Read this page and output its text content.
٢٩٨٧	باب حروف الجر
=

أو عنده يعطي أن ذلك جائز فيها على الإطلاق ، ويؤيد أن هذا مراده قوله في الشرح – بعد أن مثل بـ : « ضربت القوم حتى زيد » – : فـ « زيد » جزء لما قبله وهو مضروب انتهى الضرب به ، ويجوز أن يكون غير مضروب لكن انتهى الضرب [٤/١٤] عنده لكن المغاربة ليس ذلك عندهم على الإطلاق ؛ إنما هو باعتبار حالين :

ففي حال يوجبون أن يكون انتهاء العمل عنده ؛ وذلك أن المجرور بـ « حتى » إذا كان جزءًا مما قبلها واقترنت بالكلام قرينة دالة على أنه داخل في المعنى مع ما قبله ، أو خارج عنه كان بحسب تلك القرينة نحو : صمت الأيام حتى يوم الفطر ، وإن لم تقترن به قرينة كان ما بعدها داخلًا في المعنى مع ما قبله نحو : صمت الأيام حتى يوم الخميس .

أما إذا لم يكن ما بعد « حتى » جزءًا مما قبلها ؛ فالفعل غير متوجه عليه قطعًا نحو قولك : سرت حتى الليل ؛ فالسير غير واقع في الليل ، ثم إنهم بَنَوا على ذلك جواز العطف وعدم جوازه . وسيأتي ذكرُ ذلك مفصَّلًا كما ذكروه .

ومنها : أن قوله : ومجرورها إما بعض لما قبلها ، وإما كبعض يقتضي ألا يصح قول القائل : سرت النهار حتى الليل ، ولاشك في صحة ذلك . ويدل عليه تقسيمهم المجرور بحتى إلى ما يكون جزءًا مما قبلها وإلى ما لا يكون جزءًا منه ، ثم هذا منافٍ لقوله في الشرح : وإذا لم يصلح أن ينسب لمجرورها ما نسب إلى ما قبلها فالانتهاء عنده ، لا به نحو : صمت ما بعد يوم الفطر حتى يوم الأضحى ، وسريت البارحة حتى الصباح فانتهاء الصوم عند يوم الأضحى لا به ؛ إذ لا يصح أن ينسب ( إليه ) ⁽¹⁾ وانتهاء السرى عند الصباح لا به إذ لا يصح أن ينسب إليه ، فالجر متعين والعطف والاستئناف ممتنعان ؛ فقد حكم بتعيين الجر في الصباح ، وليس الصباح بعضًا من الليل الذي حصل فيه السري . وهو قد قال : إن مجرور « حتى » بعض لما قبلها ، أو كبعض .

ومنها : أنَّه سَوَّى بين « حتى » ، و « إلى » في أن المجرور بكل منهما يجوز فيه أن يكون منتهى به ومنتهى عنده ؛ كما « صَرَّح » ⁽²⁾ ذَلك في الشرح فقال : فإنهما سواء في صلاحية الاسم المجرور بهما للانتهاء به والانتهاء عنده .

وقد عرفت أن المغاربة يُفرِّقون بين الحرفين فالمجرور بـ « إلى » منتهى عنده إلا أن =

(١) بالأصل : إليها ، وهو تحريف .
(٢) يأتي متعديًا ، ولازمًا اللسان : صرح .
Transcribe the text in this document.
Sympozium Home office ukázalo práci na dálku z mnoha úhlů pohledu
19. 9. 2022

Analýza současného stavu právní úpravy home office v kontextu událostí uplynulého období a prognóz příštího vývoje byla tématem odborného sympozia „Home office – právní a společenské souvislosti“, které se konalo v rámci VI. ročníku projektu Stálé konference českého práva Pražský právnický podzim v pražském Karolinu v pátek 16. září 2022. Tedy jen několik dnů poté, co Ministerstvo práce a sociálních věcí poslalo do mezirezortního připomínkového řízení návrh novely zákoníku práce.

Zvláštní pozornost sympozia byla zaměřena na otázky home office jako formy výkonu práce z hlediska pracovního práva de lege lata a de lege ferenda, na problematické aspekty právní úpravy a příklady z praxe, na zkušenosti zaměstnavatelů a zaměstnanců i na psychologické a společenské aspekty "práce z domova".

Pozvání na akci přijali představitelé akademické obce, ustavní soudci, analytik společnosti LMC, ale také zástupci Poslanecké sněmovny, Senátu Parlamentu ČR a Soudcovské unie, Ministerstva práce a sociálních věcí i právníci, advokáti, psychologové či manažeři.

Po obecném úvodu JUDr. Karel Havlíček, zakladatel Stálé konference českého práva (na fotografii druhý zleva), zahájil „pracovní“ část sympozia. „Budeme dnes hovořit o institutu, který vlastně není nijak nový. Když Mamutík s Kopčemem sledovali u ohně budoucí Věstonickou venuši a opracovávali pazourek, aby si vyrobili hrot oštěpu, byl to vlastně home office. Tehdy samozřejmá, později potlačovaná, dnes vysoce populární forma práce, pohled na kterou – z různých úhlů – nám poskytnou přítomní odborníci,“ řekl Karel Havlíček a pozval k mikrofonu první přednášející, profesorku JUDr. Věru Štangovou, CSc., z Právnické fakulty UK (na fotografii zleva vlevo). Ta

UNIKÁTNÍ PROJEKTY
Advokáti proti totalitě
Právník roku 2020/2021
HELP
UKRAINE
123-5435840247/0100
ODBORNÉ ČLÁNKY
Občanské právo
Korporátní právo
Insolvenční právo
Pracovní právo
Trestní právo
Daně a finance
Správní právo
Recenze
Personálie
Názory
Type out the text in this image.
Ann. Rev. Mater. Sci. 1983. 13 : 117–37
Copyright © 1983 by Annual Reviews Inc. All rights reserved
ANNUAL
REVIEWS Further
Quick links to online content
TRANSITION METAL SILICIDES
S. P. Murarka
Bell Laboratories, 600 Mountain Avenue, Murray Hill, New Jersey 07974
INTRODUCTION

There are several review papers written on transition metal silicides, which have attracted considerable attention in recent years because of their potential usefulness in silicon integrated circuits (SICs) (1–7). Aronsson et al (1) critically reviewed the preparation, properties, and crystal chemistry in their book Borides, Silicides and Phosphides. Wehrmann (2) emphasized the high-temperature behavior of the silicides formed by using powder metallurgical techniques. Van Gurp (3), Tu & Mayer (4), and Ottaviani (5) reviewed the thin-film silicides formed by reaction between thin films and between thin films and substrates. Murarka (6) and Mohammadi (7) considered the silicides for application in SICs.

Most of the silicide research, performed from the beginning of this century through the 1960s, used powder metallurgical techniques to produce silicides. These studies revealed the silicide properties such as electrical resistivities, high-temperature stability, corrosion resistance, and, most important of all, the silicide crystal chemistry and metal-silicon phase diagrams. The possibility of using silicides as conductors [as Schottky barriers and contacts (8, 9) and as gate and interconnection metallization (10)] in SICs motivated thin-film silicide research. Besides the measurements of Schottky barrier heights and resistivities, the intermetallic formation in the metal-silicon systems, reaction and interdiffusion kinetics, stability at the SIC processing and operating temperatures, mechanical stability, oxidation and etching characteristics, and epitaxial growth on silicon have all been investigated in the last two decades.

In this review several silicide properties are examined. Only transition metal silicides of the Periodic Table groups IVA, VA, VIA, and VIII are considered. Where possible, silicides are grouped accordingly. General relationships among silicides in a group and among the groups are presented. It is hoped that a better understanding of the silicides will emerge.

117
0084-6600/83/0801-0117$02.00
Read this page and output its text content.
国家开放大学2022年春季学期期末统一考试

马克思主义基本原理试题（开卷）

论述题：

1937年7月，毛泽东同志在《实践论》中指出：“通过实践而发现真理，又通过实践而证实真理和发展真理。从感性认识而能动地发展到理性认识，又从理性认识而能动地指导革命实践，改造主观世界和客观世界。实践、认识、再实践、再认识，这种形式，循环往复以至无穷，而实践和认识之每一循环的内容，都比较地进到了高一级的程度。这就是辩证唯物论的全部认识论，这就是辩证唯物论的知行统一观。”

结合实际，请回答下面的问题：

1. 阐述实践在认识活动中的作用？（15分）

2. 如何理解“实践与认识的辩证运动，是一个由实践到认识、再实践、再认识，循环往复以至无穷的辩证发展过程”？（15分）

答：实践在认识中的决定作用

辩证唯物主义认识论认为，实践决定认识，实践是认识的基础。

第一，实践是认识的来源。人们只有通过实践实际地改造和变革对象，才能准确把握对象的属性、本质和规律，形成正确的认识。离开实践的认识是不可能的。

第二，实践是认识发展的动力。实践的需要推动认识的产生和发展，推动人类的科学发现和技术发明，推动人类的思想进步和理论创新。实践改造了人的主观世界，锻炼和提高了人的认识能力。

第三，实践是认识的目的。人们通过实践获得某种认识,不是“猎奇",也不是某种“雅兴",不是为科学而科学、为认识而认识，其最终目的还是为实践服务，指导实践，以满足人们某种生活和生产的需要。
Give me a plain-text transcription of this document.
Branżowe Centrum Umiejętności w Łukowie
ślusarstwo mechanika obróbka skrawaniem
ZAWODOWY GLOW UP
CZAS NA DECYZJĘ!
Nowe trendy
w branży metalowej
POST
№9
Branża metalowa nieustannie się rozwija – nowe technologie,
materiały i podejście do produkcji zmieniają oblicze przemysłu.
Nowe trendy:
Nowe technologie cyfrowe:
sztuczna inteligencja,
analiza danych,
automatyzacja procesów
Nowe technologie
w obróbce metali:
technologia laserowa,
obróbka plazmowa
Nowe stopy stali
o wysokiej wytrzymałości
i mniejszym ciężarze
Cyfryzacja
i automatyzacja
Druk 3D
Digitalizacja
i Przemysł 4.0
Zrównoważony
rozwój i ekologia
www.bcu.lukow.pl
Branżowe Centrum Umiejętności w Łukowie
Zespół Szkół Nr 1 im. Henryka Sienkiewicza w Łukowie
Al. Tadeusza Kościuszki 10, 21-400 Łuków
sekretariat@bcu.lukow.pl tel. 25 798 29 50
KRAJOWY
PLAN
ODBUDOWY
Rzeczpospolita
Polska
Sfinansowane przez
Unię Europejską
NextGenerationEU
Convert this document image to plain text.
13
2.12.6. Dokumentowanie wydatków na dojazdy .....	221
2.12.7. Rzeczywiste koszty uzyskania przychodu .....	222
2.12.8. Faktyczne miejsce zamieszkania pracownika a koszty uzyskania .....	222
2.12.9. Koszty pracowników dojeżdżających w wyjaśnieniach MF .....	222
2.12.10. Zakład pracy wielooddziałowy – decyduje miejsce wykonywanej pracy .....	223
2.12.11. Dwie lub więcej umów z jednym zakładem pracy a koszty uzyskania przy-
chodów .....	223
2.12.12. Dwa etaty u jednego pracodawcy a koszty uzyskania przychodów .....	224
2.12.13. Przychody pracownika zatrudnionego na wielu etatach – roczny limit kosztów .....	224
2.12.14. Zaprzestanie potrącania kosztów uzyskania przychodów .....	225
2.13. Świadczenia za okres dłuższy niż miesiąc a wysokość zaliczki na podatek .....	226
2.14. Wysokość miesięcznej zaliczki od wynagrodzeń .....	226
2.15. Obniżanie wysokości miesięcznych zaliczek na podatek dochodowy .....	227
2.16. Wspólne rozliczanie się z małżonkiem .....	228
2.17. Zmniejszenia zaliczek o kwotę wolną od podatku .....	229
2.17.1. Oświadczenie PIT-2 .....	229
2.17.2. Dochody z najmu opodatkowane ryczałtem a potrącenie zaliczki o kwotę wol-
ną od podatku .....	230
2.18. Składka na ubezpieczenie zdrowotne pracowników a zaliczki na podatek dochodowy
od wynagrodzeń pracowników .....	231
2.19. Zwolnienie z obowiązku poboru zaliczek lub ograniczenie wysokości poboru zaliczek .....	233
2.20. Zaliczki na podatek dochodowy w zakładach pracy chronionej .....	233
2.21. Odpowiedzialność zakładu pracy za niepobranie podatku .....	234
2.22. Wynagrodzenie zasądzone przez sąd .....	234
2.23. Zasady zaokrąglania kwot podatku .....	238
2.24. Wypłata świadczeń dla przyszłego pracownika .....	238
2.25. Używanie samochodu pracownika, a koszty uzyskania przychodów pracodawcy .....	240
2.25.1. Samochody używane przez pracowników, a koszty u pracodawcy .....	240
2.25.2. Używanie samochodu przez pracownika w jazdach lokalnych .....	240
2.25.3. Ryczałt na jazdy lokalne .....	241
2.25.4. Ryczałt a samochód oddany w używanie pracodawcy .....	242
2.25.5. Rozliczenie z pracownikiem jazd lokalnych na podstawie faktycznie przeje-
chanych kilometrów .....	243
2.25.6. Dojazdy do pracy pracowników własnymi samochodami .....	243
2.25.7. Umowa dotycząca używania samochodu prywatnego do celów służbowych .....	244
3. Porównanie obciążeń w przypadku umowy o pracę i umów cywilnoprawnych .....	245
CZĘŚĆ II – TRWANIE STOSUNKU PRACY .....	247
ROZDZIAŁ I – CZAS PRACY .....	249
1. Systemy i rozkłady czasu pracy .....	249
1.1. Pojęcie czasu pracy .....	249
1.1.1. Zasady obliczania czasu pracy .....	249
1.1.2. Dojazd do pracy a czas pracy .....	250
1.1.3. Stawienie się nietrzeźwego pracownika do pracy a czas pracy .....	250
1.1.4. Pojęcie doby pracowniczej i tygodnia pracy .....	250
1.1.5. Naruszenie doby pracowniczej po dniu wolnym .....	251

#### REQUIREMENTS
Sift through the entries and copy every line with "sociálních".

#### CORRECT OUTPUT
Analýza současného stavu právní úpravy home office v kontextu událostí uplynulého období a prognóz příštího vývoje byla tématem odborného sympozia „Home office – právní a společenské souvislosti“, které se konalo v rámci VI. ročníku projektu Stálé konference českého práva Pražský právnický podzim v pražském Karolinu v pátek 16. září 2022. Tedy jen několik dnů poté, co Ministerstvo práce a sociálních věcí poslalo do mezirezortního připomínkového řízení návrh novely zákoníku práce.
Pozvání na akci přijali představitelé akademické obce, ustavní soudci, analytik společnosti LMC, ale také zástupci Poslanecké sněmovny, Senátu Parlamentu ČR a Soudcovské unie, Ministerstva práce a sociálních věcí i právníci, advokáti, psychologové či manažeři.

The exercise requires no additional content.